◆ What is expected
Count how many lines of the material hold "Laerdal". Respond with that number alone.
--- Data to use ---
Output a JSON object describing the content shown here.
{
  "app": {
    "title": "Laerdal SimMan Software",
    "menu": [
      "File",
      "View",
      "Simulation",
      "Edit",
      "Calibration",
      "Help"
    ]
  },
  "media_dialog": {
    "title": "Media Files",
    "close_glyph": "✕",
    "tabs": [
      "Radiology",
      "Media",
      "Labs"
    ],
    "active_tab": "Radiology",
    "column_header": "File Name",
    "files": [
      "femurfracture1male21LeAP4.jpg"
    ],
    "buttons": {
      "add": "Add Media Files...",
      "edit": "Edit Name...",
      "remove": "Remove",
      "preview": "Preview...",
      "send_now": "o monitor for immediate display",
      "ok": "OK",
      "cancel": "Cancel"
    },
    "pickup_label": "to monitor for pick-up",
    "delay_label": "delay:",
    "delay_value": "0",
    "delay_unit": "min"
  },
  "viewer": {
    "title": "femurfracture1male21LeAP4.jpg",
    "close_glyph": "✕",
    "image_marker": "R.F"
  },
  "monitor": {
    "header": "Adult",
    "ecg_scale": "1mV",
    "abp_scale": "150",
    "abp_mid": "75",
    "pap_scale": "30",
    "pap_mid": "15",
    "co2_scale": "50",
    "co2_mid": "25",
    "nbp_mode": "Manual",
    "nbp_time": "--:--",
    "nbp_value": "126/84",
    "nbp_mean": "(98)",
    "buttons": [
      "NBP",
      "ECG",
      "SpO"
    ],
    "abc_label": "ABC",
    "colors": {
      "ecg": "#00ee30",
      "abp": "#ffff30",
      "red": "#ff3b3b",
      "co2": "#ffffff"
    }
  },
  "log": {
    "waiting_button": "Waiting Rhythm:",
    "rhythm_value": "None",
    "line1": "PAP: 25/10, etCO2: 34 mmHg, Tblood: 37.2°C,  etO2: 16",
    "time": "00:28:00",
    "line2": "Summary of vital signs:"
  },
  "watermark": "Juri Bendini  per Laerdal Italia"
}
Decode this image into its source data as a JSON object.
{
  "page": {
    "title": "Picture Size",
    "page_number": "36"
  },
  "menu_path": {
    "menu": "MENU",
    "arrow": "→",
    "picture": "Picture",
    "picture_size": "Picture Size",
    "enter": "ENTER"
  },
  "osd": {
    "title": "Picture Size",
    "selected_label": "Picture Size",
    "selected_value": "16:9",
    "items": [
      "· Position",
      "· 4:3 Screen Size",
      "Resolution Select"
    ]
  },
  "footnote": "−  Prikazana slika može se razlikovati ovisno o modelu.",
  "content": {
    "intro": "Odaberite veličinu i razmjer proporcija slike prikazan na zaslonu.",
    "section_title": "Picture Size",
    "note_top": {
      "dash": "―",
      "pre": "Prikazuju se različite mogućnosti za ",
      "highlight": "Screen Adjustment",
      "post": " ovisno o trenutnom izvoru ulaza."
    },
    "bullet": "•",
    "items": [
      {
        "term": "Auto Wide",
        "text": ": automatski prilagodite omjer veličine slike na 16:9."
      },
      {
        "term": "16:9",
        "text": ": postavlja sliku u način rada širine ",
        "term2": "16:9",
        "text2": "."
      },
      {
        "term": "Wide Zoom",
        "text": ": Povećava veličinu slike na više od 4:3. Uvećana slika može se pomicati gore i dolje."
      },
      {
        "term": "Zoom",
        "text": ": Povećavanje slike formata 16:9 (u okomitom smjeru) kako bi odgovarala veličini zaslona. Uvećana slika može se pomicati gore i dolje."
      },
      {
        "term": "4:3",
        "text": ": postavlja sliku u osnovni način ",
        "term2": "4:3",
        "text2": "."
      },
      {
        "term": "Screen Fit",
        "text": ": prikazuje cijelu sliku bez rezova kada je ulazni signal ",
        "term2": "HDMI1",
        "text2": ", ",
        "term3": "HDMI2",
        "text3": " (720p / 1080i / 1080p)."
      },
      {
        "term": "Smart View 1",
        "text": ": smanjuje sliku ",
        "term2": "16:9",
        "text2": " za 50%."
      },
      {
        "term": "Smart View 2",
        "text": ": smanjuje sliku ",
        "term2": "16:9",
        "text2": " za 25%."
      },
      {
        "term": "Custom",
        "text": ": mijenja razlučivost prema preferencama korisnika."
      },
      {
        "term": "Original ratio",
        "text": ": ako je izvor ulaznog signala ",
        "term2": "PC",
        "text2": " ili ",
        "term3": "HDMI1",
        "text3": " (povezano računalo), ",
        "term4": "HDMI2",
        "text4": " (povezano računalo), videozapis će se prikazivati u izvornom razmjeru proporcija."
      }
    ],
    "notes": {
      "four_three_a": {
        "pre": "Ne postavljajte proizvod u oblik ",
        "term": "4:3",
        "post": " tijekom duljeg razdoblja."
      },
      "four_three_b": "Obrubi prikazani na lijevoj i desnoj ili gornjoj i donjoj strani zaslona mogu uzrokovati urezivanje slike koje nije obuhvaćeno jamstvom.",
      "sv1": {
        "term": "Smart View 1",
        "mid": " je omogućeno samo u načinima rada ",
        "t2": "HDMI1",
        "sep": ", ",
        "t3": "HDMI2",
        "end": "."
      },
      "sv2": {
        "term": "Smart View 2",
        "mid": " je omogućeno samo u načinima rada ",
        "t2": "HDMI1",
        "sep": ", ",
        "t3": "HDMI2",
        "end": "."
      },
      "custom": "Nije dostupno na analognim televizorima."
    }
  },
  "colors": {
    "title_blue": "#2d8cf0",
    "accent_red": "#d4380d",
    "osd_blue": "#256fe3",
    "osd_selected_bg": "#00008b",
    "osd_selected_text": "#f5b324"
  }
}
---
◆ Final result
2